Given problem: Check each line below for the word "nanhöriga", and copy those that have it.

[Records from a dataset]

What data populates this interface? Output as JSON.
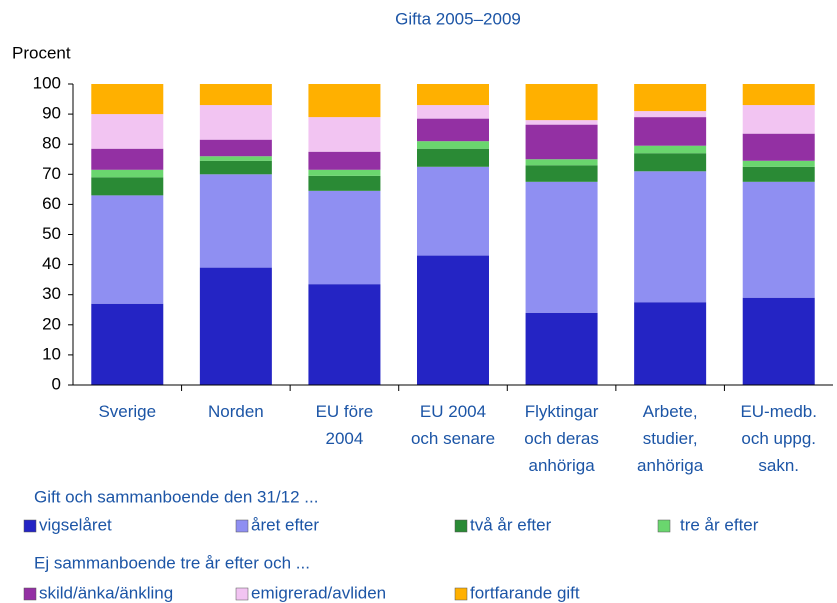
{
  "chart_data": {
    "type": "stacked_bar",
    "title": "Gifta 2005–2009",
    "y_label": "Procent",
    "categories": [
      "Sverige",
      "Norden",
      "EU före\n2004",
      "EU 2004\noch senare",
      "Flyktingar\noch deras\nanhöriga",
      "Arbete,\nstudier,\nanhöriga",
      "EU-medb.\noch uppg.\nsakn."
    ],
    "series": [
      {
        "name": "vigselåret",
        "color": "#2424c4",
        "values": [
          27,
          39,
          33.5,
          43,
          24,
          27.5,
          29
        ]
      },
      {
        "name": "året efter",
        "color": "#8f8ff2",
        "values": [
          36,
          31,
          31,
          29.5,
          43.5,
          43.5,
          38.5
        ]
      },
      {
        "name": "två år efter",
        "color": "#2a8a35",
        "values": [
          6,
          4.5,
          5,
          6,
          5.5,
          6,
          5
        ]
      },
      {
        "name": "tre år efter",
        "color": "#6ad66e",
        "values": [
          2.5,
          1.5,
          2,
          2.5,
          2,
          2.5,
          2
        ]
      },
      {
        "name": "skild/änka/änkling",
        "color": "#9330a3",
        "values": [
          7,
          5.5,
          6,
          7.5,
          11.5,
          9.5,
          9
        ]
      },
      {
        "name": "emigrerad/avliden",
        "color": "#f2c4f2",
        "values": [
          11.5,
          11.5,
          11.5,
          4.5,
          1.5,
          2,
          9.5
        ]
      },
      {
        "name": "fortfarande gift",
        "color": "#ffb000",
        "values": [
          10,
          7,
          11,
          7,
          12,
          9,
          7
        ]
      }
    ],
    "legend_titles": [
      "Gift och sammanboende den 31/12 ...",
      "Ej sammanboende tre år efter och ..."
    ],
    "ylim": [
      0,
      100
    ],
    "yticks": [
      0,
      10,
      20,
      30,
      40,
      50,
      60,
      70,
      80,
      90,
      100
    ],
    "grid": false
  }
}
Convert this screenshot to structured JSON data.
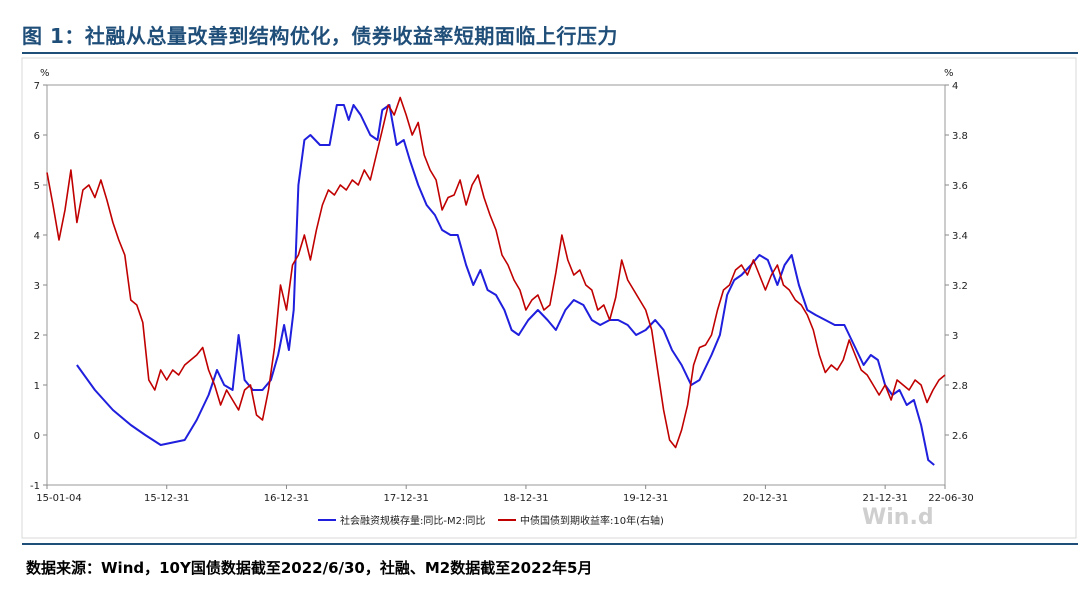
{
  "header": {
    "title": "图 1：社融从总量改善到结构优化，债券收益率短期面临上行压力"
  },
  "footer": {
    "source": "数据来源：Wind，10Y国债数据截至2022/6/30，社融、M2数据截至2022年5月"
  },
  "watermark": "Win.d",
  "chart_data": {
    "type": "line",
    "left_axis": {
      "unit": "%",
      "ylim": [
        -1,
        7
      ],
      "ticks": [
        "-1",
        "0",
        "1",
        "2",
        "3",
        "4",
        "5",
        "6",
        "7"
      ]
    },
    "right_axis": {
      "unit": "%",
      "ylim": [
        2.4,
        4.0
      ],
      "ticks": [
        "2.6",
        "2.8",
        "3",
        "3.2",
        "3.4",
        "3.6",
        "3.8",
        "4"
      ]
    },
    "x_labels": [
      "15-01-04",
      "15-12-31",
      "16-12-31",
      "17-12-31",
      "18-12-31",
      "19-12-31",
      "20-12-31",
      "21-12-31",
      "22-06-30"
    ],
    "series": [
      {
        "name": "社会融资规模存量:同比-M2:同比",
        "axis": "left",
        "color": "#1f1fdd",
        "points": [
          [
            2015.25,
            1.4
          ],
          [
            2015.4,
            0.9
          ],
          [
            2015.55,
            0.5
          ],
          [
            2015.7,
            0.2
          ],
          [
            2015.82,
            0.0
          ],
          [
            2015.95,
            -0.2
          ],
          [
            2016.05,
            -0.15
          ],
          [
            2016.15,
            -0.1
          ],
          [
            2016.25,
            0.3
          ],
          [
            2016.35,
            0.8
          ],
          [
            2016.42,
            1.3
          ],
          [
            2016.48,
            1.0
          ],
          [
            2016.55,
            0.9
          ],
          [
            2016.6,
            2.0
          ],
          [
            2016.65,
            1.1
          ],
          [
            2016.72,
            0.9
          ],
          [
            2016.8,
            0.9
          ],
          [
            2016.87,
            1.1
          ],
          [
            2016.93,
            1.6
          ],
          [
            2016.98,
            2.2
          ],
          [
            2017.02,
            1.7
          ],
          [
            2017.06,
            2.5
          ],
          [
            2017.1,
            5.0
          ],
          [
            2017.15,
            5.9
          ],
          [
            2017.2,
            6.0
          ],
          [
            2017.28,
            5.8
          ],
          [
            2017.36,
            5.8
          ],
          [
            2017.42,
            6.6
          ],
          [
            2017.48,
            6.6
          ],
          [
            2017.52,
            6.3
          ],
          [
            2017.56,
            6.6
          ],
          [
            2017.62,
            6.4
          ],
          [
            2017.7,
            6.0
          ],
          [
            2017.76,
            5.9
          ],
          [
            2017.8,
            6.5
          ],
          [
            2017.86,
            6.6
          ],
          [
            2017.92,
            5.8
          ],
          [
            2017.98,
            5.9
          ],
          [
            2018.03,
            5.5
          ],
          [
            2018.1,
            5.0
          ],
          [
            2018.17,
            4.6
          ],
          [
            2018.24,
            4.4
          ],
          [
            2018.3,
            4.1
          ],
          [
            2018.37,
            4.0
          ],
          [
            2018.43,
            4.0
          ],
          [
            2018.5,
            3.4
          ],
          [
            2018.56,
            3.0
          ],
          [
            2018.62,
            3.3
          ],
          [
            2018.68,
            2.9
          ],
          [
            2018.75,
            2.8
          ],
          [
            2018.82,
            2.5
          ],
          [
            2018.88,
            2.1
          ],
          [
            2018.94,
            2.0
          ],
          [
            2019.02,
            2.3
          ],
          [
            2019.1,
            2.5
          ],
          [
            2019.18,
            2.3
          ],
          [
            2019.25,
            2.1
          ],
          [
            2019.33,
            2.5
          ],
          [
            2019.4,
            2.7
          ],
          [
            2019.48,
            2.6
          ],
          [
            2019.55,
            2.3
          ],
          [
            2019.62,
            2.2
          ],
          [
            2019.7,
            2.3
          ],
          [
            2019.77,
            2.3
          ],
          [
            2019.85,
            2.2
          ],
          [
            2019.92,
            2.0
          ],
          [
            2020.0,
            2.1
          ],
          [
            2020.08,
            2.3
          ],
          [
            2020.15,
            2.1
          ],
          [
            2020.22,
            1.7
          ],
          [
            2020.3,
            1.4
          ],
          [
            2020.38,
            1.0
          ],
          [
            2020.45,
            1.1
          ],
          [
            2020.55,
            1.6
          ],
          [
            2020.62,
            2.0
          ],
          [
            2020.68,
            2.8
          ],
          [
            2020.74,
            3.1
          ],
          [
            2020.8,
            3.2
          ],
          [
            2020.88,
            3.4
          ],
          [
            2020.95,
            3.6
          ],
          [
            2021.02,
            3.5
          ],
          [
            2021.1,
            3.0
          ],
          [
            2021.16,
            3.4
          ],
          [
            2021.22,
            3.6
          ],
          [
            2021.28,
            3.0
          ],
          [
            2021.35,
            2.5
          ],
          [
            2021.42,
            2.4
          ],
          [
            2021.5,
            2.3
          ],
          [
            2021.58,
            2.2
          ],
          [
            2021.66,
            2.2
          ],
          [
            2021.74,
            1.8
          ],
          [
            2021.82,
            1.4
          ],
          [
            2021.88,
            1.6
          ],
          [
            2021.94,
            1.5
          ],
          [
            2022.0,
            1.0
          ],
          [
            2022.06,
            0.8
          ],
          [
            2022.12,
            0.9
          ],
          [
            2022.18,
            0.6
          ],
          [
            2022.24,
            0.7
          ],
          [
            2022.3,
            0.2
          ],
          [
            2022.36,
            -0.5
          ],
          [
            2022.41,
            -0.6
          ]
        ]
      },
      {
        "name": "中债国债到期收益率:10年(右轴)",
        "axis": "right",
        "color": "#c00000",
        "points": [
          [
            2015.0,
            3.65
          ],
          [
            2015.05,
            3.52
          ],
          [
            2015.1,
            3.38
          ],
          [
            2015.15,
            3.5
          ],
          [
            2015.2,
            3.66
          ],
          [
            2015.25,
            3.45
          ],
          [
            2015.3,
            3.58
          ],
          [
            2015.35,
            3.6
          ],
          [
            2015.4,
            3.55
          ],
          [
            2015.45,
            3.62
          ],
          [
            2015.5,
            3.54
          ],
          [
            2015.55,
            3.45
          ],
          [
            2015.6,
            3.38
          ],
          [
            2015.65,
            3.32
          ],
          [
            2015.7,
            3.14
          ],
          [
            2015.75,
            3.12
          ],
          [
            2015.8,
            3.05
          ],
          [
            2015.85,
            2.82
          ],
          [
            2015.9,
            2.78
          ],
          [
            2015.95,
            2.86
          ],
          [
            2016.0,
            2.82
          ],
          [
            2016.05,
            2.86
          ],
          [
            2016.1,
            2.84
          ],
          [
            2016.15,
            2.88
          ],
          [
            2016.2,
            2.9
          ],
          [
            2016.25,
            2.92
          ],
          [
            2016.3,
            2.95
          ],
          [
            2016.35,
            2.86
          ],
          [
            2016.4,
            2.8
          ],
          [
            2016.45,
            2.72
          ],
          [
            2016.5,
            2.78
          ],
          [
            2016.55,
            2.74
          ],
          [
            2016.6,
            2.7
          ],
          [
            2016.65,
            2.78
          ],
          [
            2016.7,
            2.8
          ],
          [
            2016.75,
            2.68
          ],
          [
            2016.8,
            2.66
          ],
          [
            2016.85,
            2.78
          ],
          [
            2016.9,
            2.95
          ],
          [
            2016.95,
            3.2
          ],
          [
            2017.0,
            3.1
          ],
          [
            2017.05,
            3.28
          ],
          [
            2017.1,
            3.32
          ],
          [
            2017.15,
            3.4
          ],
          [
            2017.2,
            3.3
          ],
          [
            2017.25,
            3.42
          ],
          [
            2017.3,
            3.52
          ],
          [
            2017.35,
            3.58
          ],
          [
            2017.4,
            3.56
          ],
          [
            2017.45,
            3.6
          ],
          [
            2017.5,
            3.58
          ],
          [
            2017.55,
            3.62
          ],
          [
            2017.6,
            3.6
          ],
          [
            2017.65,
            3.66
          ],
          [
            2017.7,
            3.62
          ],
          [
            2017.75,
            3.72
          ],
          [
            2017.8,
            3.82
          ],
          [
            2017.85,
            3.92
          ],
          [
            2017.9,
            3.88
          ],
          [
            2017.95,
            3.95
          ],
          [
            2018.0,
            3.88
          ],
          [
            2018.05,
            3.8
          ],
          [
            2018.1,
            3.85
          ],
          [
            2018.15,
            3.72
          ],
          [
            2018.2,
            3.66
          ],
          [
            2018.25,
            3.62
          ],
          [
            2018.3,
            3.5
          ],
          [
            2018.35,
            3.55
          ],
          [
            2018.4,
            3.56
          ],
          [
            2018.45,
            3.62
          ],
          [
            2018.5,
            3.52
          ],
          [
            2018.55,
            3.6
          ],
          [
            2018.6,
            3.64
          ],
          [
            2018.65,
            3.55
          ],
          [
            2018.7,
            3.48
          ],
          [
            2018.75,
            3.42
          ],
          [
            2018.8,
            3.32
          ],
          [
            2018.85,
            3.28
          ],
          [
            2018.9,
            3.22
          ],
          [
            2018.95,
            3.18
          ],
          [
            2019.0,
            3.1
          ],
          [
            2019.05,
            3.14
          ],
          [
            2019.1,
            3.16
          ],
          [
            2019.15,
            3.1
          ],
          [
            2019.2,
            3.12
          ],
          [
            2019.25,
            3.25
          ],
          [
            2019.3,
            3.4
          ],
          [
            2019.35,
            3.3
          ],
          [
            2019.4,
            3.24
          ],
          [
            2019.45,
            3.26
          ],
          [
            2019.5,
            3.2
          ],
          [
            2019.55,
            3.18
          ],
          [
            2019.6,
            3.1
          ],
          [
            2019.65,
            3.12
          ],
          [
            2019.7,
            3.06
          ],
          [
            2019.75,
            3.15
          ],
          [
            2019.8,
            3.3
          ],
          [
            2019.85,
            3.22
          ],
          [
            2019.9,
            3.18
          ],
          [
            2019.95,
            3.14
          ],
          [
            2020.0,
            3.1
          ],
          [
            2020.05,
            3.02
          ],
          [
            2020.1,
            2.86
          ],
          [
            2020.15,
            2.7
          ],
          [
            2020.2,
            2.58
          ],
          [
            2020.25,
            2.55
          ],
          [
            2020.3,
            2.62
          ],
          [
            2020.35,
            2.72
          ],
          [
            2020.4,
            2.88
          ],
          [
            2020.45,
            2.95
          ],
          [
            2020.5,
            2.96
          ],
          [
            2020.55,
            3.0
          ],
          [
            2020.6,
            3.1
          ],
          [
            2020.65,
            3.18
          ],
          [
            2020.7,
            3.2
          ],
          [
            2020.75,
            3.26
          ],
          [
            2020.8,
            3.28
          ],
          [
            2020.85,
            3.24
          ],
          [
            2020.9,
            3.3
          ],
          [
            2020.95,
            3.24
          ],
          [
            2021.0,
            3.18
          ],
          [
            2021.05,
            3.24
          ],
          [
            2021.1,
            3.28
          ],
          [
            2021.15,
            3.2
          ],
          [
            2021.2,
            3.18
          ],
          [
            2021.25,
            3.14
          ],
          [
            2021.3,
            3.12
          ],
          [
            2021.35,
            3.08
          ],
          [
            2021.4,
            3.02
          ],
          [
            2021.45,
            2.92
          ],
          [
            2021.5,
            2.85
          ],
          [
            2021.55,
            2.88
          ],
          [
            2021.6,
            2.86
          ],
          [
            2021.65,
            2.9
          ],
          [
            2021.7,
            2.98
          ],
          [
            2021.75,
            2.92
          ],
          [
            2021.8,
            2.86
          ],
          [
            2021.85,
            2.84
          ],
          [
            2021.9,
            2.8
          ],
          [
            2021.95,
            2.76
          ],
          [
            2022.0,
            2.8
          ],
          [
            2022.05,
            2.74
          ],
          [
            2022.1,
            2.82
          ],
          [
            2022.15,
            2.8
          ],
          [
            2022.2,
            2.78
          ],
          [
            2022.25,
            2.82
          ],
          [
            2022.3,
            2.8
          ],
          [
            2022.35,
            2.73
          ],
          [
            2022.4,
            2.78
          ],
          [
            2022.45,
            2.82
          ],
          [
            2022.5,
            2.84
          ]
        ]
      }
    ]
  }
}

Written response:
      "Flyktingar\noch deras\nanhöriga",
      "Arbete,\nstudier,\nanhöriga",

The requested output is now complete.